- STATED GOAL
Find the lines of data that contain the string "percent", then list them.

■ ■ ■ ■ ■

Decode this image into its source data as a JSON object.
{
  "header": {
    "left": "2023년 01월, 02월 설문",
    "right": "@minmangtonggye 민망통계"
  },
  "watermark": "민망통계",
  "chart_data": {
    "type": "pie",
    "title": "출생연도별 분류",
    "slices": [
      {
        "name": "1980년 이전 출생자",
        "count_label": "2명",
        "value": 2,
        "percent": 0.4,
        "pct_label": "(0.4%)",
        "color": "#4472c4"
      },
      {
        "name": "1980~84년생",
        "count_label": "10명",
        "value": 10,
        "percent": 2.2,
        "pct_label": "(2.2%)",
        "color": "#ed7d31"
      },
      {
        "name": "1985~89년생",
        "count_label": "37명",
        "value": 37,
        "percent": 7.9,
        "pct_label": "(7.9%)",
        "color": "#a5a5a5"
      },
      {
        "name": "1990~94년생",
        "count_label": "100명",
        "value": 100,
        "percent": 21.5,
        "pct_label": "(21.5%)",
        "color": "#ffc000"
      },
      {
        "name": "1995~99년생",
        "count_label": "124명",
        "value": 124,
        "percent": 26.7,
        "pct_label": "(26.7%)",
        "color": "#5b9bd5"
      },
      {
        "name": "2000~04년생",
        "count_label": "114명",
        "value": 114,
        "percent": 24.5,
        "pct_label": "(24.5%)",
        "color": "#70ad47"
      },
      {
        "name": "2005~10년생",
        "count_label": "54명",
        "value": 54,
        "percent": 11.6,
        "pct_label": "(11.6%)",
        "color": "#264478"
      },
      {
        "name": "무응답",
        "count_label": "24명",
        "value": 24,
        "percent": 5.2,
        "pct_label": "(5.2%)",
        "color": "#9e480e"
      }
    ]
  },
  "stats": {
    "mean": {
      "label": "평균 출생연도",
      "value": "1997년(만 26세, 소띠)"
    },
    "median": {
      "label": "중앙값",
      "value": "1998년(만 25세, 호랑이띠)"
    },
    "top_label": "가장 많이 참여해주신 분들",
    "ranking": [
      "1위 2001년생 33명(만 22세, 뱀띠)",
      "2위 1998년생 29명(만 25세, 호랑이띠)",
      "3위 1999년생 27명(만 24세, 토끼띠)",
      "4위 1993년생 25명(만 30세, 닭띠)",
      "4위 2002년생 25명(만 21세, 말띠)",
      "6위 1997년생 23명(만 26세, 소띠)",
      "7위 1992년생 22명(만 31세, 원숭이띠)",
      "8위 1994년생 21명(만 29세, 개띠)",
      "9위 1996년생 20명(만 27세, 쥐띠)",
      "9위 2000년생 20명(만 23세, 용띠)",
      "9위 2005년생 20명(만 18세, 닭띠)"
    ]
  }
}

■ ■ ■ ■ ■

- FINISHED EXERCISE
        "percent": 0.4,
        "percent": 2.2,
        "percent": 7.9,
        "percent": 21.5,
        "percent": 26.7,
        "percent": 24.5,
        "percent": 11.6,
        "percent": 5.2,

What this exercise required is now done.